• [TASK GOAL] Return all of the data exactly as written, without the pictures.

• [DATA IN THIS EXERCISE]

--- begin ---

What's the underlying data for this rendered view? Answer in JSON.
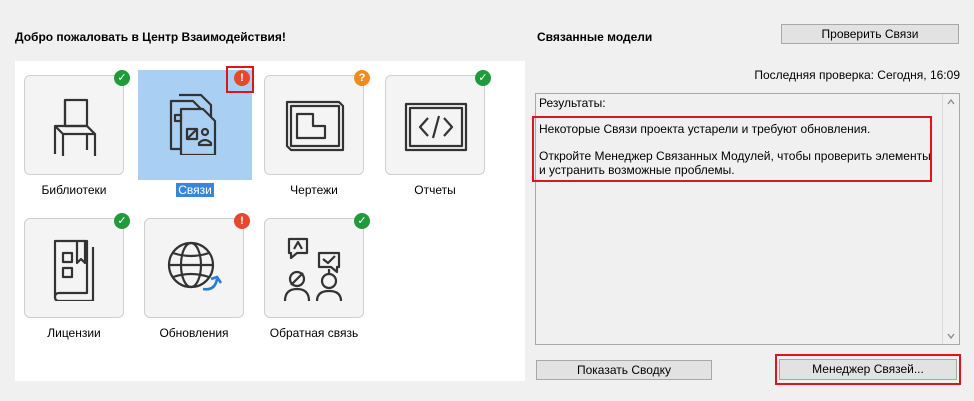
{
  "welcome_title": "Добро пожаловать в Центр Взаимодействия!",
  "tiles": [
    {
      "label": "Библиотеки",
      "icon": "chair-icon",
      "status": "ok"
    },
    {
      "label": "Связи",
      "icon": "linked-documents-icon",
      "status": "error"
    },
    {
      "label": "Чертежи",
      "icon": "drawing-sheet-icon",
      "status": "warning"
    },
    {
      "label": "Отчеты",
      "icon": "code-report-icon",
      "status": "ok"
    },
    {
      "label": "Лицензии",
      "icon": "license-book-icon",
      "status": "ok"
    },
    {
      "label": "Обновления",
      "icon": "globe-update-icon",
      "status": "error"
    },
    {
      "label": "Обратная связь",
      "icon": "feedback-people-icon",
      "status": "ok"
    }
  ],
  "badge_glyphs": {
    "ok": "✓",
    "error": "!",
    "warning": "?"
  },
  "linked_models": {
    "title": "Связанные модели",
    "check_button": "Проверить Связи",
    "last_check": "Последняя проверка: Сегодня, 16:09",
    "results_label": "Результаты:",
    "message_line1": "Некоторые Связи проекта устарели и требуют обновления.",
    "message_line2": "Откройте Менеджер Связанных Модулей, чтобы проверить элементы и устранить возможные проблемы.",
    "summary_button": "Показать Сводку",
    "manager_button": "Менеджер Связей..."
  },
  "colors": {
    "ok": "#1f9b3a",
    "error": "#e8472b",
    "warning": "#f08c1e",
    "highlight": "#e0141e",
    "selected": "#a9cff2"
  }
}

--- end ---

• [SOLUTION]
What's the underlying data for this rendered view? Answer in JSON.
{
  "welcome_title": "Добро пожаловать в Центр Взаимодействия!",
  "tiles": [
    {
      "label": "Библиотеки",
      "icon": "chair-icon",
      "status": "ok"
    },
    {
      "label": "Связи",
      "icon": "linked-documents-icon",
      "status": "error"
    },
    {
      "label": "Чертежи",
      "icon": "drawing-sheet-icon",
      "status": "warning"
    },
    {
      "label": "Отчеты",
      "icon": "code-report-icon",
      "status": "ok"
    },
    {
      "label": "Лицензии",
      "icon": "license-book-icon",
      "status": "ok"
    },
    {
      "label": "Обновления",
      "icon": "globe-update-icon",
      "status": "error"
    },
    {
      "label": "Обратная связь",
      "icon": "feedback-people-icon",
      "status": "ok"
    }
  ],
  "badge_glyphs": {
    "ok": "✓",
    "error": "!",
    "warning": "?"
  },
  "linked_models": {
    "title": "Связанные модели",
    "check_button": "Проверить Связи",
    "last_check": "Последняя проверка: Сегодня, 16:09",
    "results_label": "Результаты:",
    "message_line1": "Некоторые Связи проекта устарели и требуют обновления.",
    "message_line2": "Откройте Менеджер Связанных Модулей, чтобы проверить элементы и устранить возможные проблемы.",
    "summary_button": "Показать Сводку",
    "manager_button": "Менеджер Связей..."
  },
  "colors": {
    "ok": "#1f9b3a",
    "error": "#e8472b",
    "warning": "#f08c1e",
    "highlight": "#e0141e",
    "selected": "#a9cff2"
  }
}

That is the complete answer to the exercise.